# [PROMPT]
Your answer should be the lines of the data below that contain "weeks".
'''
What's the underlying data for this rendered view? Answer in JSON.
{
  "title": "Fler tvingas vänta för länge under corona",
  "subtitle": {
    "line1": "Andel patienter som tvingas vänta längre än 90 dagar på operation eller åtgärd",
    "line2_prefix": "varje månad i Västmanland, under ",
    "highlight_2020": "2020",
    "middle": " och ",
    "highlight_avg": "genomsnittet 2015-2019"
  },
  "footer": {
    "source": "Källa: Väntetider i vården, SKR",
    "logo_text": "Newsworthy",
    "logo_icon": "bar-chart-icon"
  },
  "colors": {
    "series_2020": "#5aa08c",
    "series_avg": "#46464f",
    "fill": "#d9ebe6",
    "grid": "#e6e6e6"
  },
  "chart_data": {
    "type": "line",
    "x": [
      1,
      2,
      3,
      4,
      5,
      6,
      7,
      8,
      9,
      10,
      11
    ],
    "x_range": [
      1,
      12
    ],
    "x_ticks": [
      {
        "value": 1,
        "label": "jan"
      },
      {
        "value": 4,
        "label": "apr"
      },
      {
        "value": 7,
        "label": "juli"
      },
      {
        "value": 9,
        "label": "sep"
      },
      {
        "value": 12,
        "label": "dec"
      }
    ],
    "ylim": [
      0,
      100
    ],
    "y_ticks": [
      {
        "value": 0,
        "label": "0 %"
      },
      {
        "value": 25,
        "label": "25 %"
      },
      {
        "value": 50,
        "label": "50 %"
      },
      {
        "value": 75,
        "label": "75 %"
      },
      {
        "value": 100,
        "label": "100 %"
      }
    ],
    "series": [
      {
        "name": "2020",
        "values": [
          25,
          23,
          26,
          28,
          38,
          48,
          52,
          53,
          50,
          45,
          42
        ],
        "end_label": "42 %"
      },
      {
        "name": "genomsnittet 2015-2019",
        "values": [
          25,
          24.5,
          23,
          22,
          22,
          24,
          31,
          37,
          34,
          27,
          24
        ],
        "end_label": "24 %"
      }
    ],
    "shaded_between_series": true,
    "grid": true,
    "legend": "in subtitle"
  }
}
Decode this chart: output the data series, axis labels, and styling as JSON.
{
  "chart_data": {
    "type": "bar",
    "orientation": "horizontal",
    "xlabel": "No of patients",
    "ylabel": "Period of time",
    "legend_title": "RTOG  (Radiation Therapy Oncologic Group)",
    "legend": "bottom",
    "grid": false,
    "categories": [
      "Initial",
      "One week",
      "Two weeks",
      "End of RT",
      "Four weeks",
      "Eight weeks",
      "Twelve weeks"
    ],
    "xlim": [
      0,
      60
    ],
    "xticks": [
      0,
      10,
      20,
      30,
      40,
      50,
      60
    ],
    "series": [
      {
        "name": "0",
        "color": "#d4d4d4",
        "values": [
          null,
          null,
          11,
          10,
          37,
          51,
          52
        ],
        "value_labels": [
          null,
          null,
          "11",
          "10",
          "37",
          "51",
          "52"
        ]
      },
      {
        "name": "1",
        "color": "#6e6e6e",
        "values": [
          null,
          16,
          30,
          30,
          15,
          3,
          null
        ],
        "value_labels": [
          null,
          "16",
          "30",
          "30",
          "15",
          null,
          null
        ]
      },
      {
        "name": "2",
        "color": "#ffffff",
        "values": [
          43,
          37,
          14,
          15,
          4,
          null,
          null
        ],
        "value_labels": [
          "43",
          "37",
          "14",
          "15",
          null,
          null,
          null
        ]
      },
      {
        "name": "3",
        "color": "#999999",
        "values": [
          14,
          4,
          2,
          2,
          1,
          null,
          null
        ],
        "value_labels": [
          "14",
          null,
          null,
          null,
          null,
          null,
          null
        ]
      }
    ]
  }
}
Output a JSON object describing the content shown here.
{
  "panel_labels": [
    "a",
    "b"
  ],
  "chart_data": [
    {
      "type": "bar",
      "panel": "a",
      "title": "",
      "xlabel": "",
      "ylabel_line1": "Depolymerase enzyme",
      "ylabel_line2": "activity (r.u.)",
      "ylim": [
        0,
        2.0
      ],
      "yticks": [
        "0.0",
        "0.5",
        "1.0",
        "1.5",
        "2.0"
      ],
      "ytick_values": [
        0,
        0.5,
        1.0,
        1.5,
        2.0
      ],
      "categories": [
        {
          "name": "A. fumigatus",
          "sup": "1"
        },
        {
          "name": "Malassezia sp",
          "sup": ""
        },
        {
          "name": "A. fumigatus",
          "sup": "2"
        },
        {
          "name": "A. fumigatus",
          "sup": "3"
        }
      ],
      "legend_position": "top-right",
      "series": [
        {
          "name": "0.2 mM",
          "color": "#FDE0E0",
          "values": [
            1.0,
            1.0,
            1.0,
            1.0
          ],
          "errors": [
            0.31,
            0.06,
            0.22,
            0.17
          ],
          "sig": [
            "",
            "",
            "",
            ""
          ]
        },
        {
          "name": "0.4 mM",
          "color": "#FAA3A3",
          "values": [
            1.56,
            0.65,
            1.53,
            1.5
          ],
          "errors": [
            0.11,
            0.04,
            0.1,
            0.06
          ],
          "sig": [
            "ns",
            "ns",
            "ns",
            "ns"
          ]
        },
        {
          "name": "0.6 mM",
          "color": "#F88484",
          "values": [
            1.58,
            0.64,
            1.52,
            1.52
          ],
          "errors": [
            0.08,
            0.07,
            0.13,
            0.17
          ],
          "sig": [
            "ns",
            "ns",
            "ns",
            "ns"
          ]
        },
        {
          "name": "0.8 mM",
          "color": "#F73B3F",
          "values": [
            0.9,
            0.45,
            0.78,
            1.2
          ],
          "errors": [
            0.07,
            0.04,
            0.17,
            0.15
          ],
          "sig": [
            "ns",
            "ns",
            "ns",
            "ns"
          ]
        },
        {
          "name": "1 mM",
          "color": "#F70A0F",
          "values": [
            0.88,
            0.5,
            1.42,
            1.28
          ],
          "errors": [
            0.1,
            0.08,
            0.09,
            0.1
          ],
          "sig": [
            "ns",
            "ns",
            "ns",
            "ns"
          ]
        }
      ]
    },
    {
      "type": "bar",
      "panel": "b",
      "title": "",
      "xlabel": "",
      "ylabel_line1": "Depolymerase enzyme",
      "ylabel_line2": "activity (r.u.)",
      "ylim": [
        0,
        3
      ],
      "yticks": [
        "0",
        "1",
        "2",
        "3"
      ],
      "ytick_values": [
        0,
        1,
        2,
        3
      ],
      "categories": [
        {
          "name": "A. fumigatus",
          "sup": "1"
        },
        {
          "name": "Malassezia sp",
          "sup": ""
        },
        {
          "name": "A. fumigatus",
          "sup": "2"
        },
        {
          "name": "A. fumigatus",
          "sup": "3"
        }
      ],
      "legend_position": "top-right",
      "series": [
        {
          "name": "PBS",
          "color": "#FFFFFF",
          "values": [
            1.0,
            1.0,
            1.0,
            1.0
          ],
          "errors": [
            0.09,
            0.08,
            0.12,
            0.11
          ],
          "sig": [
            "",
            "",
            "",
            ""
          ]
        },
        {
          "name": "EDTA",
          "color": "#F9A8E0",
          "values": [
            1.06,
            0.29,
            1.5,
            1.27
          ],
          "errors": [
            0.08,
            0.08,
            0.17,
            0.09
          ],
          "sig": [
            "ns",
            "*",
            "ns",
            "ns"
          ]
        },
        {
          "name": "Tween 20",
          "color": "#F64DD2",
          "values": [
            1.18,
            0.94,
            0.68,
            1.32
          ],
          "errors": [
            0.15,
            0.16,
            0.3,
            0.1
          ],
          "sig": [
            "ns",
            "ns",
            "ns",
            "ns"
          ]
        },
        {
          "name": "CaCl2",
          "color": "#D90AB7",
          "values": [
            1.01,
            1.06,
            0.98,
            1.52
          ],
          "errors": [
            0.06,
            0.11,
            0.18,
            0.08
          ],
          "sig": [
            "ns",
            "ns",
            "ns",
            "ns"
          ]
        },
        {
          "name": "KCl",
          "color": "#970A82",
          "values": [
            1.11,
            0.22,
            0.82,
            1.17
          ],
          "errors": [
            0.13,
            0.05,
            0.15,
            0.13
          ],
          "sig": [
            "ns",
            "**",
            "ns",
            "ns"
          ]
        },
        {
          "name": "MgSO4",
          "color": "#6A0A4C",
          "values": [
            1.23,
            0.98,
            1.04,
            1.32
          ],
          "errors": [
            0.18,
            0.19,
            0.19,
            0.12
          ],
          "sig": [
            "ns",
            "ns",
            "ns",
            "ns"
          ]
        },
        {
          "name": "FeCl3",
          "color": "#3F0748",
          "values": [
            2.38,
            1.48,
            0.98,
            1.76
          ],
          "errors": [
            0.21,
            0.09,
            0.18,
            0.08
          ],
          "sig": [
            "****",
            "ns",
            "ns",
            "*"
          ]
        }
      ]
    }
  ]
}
'''
# [TASK RESPONSE]
      "Two weeks",
      "Four weeks",
      "Eight weeks",
      "Twelve weeks"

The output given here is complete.